### EXTRACTED DATA
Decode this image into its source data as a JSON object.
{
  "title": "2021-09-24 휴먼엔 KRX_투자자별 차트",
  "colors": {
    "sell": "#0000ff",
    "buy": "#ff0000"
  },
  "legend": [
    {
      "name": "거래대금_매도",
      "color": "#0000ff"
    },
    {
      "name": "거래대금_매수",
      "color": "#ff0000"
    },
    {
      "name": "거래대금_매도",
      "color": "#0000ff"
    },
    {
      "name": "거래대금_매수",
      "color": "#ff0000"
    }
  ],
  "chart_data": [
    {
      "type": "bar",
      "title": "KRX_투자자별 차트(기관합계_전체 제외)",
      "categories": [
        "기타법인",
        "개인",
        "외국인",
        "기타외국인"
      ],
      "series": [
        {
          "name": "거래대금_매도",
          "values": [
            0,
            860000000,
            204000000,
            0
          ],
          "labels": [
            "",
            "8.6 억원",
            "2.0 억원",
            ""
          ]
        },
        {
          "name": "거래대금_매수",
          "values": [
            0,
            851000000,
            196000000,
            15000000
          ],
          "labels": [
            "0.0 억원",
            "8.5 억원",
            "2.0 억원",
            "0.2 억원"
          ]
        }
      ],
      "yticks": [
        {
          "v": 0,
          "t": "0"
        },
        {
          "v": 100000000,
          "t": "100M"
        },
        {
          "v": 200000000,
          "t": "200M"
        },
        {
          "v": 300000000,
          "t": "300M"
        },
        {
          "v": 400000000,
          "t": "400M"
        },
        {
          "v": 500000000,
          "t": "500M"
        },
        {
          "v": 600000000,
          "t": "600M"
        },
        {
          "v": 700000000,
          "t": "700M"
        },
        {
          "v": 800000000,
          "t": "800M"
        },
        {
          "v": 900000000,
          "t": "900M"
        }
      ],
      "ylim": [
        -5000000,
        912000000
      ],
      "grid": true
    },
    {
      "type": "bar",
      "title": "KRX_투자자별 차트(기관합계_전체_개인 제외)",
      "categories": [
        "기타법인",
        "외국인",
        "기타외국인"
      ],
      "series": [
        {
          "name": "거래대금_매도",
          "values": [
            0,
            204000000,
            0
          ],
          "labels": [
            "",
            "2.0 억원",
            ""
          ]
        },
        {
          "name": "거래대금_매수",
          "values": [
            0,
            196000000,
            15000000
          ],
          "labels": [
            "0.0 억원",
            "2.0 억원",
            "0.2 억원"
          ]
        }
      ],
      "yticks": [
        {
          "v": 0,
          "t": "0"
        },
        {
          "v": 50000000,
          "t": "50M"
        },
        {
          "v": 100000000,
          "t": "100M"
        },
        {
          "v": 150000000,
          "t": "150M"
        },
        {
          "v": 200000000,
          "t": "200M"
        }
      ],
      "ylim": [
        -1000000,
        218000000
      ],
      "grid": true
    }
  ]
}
...
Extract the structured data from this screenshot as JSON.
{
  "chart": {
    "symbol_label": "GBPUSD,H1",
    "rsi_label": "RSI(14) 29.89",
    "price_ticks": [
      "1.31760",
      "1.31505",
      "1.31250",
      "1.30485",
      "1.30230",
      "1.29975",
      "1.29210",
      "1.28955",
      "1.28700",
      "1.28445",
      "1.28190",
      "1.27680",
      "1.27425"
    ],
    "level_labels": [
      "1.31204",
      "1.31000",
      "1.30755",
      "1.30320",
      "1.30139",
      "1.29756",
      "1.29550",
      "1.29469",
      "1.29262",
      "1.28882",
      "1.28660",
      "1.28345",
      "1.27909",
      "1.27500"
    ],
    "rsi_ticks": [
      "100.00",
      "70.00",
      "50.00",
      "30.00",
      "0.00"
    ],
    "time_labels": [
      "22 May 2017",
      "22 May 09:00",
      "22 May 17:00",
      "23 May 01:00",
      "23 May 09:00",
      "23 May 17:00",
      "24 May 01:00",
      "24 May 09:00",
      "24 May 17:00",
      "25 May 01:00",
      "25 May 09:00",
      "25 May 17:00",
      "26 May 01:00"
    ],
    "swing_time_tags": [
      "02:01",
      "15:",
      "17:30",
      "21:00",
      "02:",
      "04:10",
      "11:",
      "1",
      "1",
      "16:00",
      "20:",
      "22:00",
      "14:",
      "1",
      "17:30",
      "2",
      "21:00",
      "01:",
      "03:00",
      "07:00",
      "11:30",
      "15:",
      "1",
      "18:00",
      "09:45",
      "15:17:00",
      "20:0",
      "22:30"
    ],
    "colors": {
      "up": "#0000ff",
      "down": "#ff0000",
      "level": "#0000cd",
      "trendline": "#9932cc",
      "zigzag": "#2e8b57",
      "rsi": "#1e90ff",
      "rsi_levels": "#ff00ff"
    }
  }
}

### WHAT YOU ARE ASKED TO DO
Scan the listing above and identify each line holding the string "JSON"; copy every such line.

### THE COMPLETED TASK
Decode this image into its source data as a JSON object.
Extract the structured data from this screenshot as JSON.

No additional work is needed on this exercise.